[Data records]
** begin **

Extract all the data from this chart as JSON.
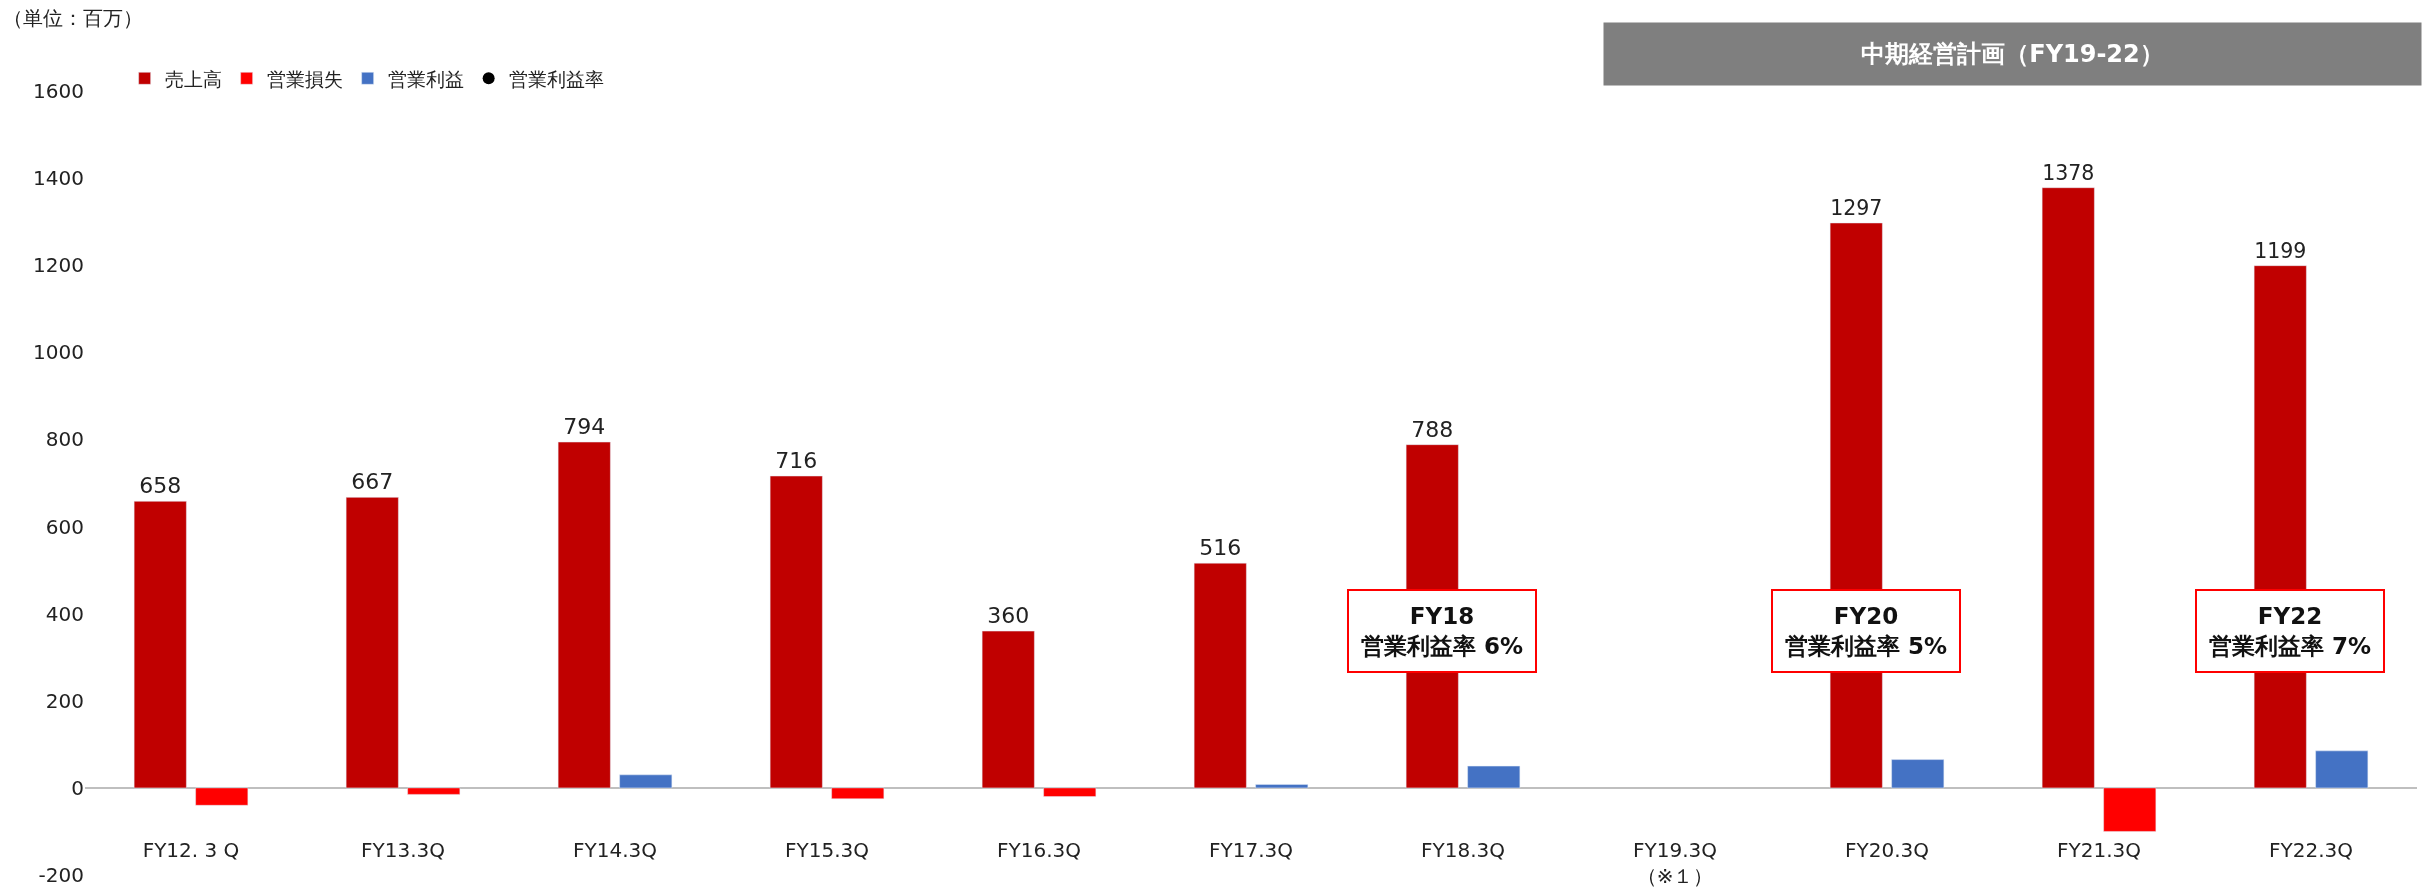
{
  "chart_data": {
    "type": "bar",
    "categories": [
      "FY12. 3 Q",
      "FY13.3Q",
      "FY14.3Q",
      "FY15.3Q",
      "FY16.3Q",
      "FY17.3Q",
      "FY18.3Q",
      "FY19.3Q\n（※１）",
      "FY20.3Q",
      "FY21.3Q",
      "FY22.3Q"
    ],
    "series": [
      {
        "name": "売上高",
        "color": "#c00000",
        "values": [
          658,
          667,
          794,
          716,
          360,
          516,
          788,
          null,
          1297,
          1378,
          1199
        ],
        "value_labels": [
          "658",
          "667",
          "794",
          "716",
          "360",
          "516",
          "788",
          null,
          "1297",
          "1378",
          "1199"
        ]
      },
      {
        "name": "営業損失",
        "color": "#ff0000",
        "values": [
          -40,
          -15,
          null,
          -25,
          -20,
          null,
          null,
          null,
          null,
          -100,
          null
        ]
      },
      {
        "name": "営業利益",
        "color": "#4472c4",
        "values": [
          null,
          null,
          30,
          null,
          null,
          8,
          50,
          null,
          65,
          null,
          85
        ]
      },
      {
        "name": "営業利益率",
        "type": "scatter",
        "color": "#000000",
        "values": [
          null,
          null,
          null,
          null,
          null,
          null,
          null,
          null,
          null,
          null,
          null
        ]
      }
    ],
    "ylim": [
      -200,
      1600
    ],
    "yticks": [
      -200,
      0,
      200,
      400,
      600,
      800,
      1000,
      1200,
      1400,
      1600
    ],
    "legend": "top left",
    "annotations": [
      "（単位：百万）",
      "中期経営計画（FY19-22）",
      {
        "text": "FY18\n営業利益率 6%",
        "x": "FY18.3Q",
        "y": 360
      },
      {
        "text": "FY20\n営業利益率 5%",
        "x": "FY20.3Q",
        "y": 360
      },
      {
        "text": "FY22\n営業利益率 7%",
        "x": "FY22.3Q",
        "y": 360
      }
    ]
  }
}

** end **

INSTRUCTIONS FOR THE TASK: Locate the word "text" in the records above, and return each line that has it.

WRITTEN ANSWER:
        "text": "FY18\n営業利益率 6%",
        "text": "FY20\n営業利益率 5%",
        "text": "FY22\n営業利益率 7%",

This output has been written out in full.